Written request:
Look through the lines below and extract any with the word "difference".

Supplied material:
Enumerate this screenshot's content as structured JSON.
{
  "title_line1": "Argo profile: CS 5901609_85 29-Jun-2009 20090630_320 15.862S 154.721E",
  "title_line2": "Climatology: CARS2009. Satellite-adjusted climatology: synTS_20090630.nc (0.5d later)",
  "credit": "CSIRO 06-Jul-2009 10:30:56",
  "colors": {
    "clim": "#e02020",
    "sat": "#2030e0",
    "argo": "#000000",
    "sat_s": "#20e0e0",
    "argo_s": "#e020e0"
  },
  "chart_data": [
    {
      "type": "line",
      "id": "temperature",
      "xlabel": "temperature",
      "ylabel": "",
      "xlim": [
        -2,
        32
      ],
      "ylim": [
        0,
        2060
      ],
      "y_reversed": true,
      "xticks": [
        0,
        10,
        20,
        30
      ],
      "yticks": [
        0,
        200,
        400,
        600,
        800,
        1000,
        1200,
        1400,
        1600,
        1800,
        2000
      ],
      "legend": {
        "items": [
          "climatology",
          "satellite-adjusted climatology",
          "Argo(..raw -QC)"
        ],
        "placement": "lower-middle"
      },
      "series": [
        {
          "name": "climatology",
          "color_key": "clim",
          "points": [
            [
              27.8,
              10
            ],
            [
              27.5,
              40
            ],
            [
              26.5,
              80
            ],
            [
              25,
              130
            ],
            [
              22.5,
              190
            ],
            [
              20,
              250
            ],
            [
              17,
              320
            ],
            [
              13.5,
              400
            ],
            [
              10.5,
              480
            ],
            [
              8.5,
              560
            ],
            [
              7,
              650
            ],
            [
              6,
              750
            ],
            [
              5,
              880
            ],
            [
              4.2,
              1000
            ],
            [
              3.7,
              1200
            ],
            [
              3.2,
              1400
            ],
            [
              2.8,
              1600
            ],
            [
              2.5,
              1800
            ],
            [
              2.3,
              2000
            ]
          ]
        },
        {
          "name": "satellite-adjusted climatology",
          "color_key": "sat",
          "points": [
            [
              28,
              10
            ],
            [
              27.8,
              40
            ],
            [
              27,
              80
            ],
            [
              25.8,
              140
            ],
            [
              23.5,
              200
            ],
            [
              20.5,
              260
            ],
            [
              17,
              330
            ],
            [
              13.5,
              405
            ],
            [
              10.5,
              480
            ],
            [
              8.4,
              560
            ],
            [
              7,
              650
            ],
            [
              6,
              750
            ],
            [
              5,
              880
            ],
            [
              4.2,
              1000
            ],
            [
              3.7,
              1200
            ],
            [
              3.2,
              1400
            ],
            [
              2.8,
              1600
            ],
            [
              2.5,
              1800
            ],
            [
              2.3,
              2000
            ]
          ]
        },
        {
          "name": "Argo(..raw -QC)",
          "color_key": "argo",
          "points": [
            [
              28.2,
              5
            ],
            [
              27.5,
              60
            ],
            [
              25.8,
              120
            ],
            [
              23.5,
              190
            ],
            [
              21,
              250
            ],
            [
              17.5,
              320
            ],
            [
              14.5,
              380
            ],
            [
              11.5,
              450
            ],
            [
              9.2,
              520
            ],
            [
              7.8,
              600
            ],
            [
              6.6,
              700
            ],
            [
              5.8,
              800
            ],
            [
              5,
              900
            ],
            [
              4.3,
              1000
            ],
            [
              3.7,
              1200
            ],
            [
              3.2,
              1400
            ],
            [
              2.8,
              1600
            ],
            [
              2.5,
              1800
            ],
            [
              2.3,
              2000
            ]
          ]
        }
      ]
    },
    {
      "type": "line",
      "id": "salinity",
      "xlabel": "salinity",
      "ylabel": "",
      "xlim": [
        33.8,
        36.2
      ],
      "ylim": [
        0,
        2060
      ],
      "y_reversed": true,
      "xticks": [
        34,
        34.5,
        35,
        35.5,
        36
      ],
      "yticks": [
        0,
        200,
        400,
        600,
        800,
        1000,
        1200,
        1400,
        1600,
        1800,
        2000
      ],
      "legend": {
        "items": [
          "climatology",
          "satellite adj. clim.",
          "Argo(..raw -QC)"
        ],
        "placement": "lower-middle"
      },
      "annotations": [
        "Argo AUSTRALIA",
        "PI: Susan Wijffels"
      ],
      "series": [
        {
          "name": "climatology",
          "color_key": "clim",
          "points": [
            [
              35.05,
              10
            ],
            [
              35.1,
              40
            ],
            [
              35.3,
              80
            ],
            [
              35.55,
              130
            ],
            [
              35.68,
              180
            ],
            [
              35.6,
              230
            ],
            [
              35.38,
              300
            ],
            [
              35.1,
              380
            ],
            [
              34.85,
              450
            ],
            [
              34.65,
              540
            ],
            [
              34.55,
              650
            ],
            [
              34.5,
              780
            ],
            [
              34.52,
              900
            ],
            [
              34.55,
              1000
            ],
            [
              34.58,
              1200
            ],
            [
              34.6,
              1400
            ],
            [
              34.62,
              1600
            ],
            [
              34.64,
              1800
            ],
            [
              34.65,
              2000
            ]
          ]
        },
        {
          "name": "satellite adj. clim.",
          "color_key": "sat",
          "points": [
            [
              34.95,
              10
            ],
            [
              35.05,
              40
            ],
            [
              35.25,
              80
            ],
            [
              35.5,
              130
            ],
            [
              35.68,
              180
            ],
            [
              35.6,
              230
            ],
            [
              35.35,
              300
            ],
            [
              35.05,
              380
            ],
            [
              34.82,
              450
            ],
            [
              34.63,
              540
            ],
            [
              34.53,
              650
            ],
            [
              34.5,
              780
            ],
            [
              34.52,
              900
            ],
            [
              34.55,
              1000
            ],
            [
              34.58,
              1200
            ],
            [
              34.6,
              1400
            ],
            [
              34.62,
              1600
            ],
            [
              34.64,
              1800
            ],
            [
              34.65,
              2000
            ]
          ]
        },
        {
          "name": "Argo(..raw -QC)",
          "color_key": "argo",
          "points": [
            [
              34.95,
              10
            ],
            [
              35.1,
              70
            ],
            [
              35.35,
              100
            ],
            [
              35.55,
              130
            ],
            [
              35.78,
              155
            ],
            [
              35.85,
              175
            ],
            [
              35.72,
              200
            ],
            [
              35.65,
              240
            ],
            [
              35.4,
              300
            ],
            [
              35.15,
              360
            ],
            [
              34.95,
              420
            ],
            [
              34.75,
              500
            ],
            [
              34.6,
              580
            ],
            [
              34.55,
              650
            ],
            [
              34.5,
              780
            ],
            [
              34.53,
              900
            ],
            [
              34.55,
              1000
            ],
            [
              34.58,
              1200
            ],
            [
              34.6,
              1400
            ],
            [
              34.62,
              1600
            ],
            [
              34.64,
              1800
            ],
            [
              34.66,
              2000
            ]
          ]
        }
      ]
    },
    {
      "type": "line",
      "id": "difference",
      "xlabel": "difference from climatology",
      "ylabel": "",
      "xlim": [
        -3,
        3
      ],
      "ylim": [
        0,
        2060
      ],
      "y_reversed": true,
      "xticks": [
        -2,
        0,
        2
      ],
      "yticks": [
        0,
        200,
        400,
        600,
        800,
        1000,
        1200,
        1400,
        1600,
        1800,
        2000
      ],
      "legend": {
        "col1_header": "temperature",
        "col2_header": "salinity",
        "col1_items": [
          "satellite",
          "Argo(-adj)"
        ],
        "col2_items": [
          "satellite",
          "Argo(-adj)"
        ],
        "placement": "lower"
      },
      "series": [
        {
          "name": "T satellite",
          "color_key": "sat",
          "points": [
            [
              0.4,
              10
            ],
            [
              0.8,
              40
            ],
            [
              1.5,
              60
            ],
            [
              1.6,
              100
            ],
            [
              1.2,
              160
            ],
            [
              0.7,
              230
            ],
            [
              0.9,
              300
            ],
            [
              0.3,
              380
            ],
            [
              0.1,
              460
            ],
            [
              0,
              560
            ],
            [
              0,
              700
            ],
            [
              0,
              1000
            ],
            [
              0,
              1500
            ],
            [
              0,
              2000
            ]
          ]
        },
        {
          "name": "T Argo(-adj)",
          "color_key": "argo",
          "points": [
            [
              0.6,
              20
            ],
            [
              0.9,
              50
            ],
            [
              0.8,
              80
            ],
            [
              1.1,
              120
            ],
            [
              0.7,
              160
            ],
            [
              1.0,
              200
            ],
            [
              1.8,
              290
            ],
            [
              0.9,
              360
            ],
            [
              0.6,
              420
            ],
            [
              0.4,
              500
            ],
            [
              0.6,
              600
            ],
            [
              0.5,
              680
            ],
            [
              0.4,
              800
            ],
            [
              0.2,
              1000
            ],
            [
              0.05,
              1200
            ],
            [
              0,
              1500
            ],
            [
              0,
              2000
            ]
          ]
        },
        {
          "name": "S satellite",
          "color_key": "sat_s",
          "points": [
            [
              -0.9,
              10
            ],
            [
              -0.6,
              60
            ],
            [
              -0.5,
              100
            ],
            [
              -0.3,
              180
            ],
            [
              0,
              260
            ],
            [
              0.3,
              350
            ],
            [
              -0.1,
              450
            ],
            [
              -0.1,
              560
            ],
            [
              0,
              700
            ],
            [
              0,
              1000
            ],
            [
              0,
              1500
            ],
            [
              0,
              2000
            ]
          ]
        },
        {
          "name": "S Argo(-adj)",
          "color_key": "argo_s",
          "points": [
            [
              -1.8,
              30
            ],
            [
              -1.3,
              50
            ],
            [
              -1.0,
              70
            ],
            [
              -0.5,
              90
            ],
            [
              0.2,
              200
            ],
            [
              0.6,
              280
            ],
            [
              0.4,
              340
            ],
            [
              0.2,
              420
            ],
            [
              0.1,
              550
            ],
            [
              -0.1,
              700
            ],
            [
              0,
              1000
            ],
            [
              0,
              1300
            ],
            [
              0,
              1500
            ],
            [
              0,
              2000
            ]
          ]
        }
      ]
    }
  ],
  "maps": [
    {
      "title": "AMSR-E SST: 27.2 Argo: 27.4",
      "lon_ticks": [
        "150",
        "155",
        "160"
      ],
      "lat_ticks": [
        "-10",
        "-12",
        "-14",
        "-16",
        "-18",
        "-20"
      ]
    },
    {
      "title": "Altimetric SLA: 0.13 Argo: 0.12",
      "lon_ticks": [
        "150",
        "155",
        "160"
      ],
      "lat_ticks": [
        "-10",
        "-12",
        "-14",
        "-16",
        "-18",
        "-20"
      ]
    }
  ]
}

Reply to the task:
      "id": "difference",
      "xlabel": "difference from climatology",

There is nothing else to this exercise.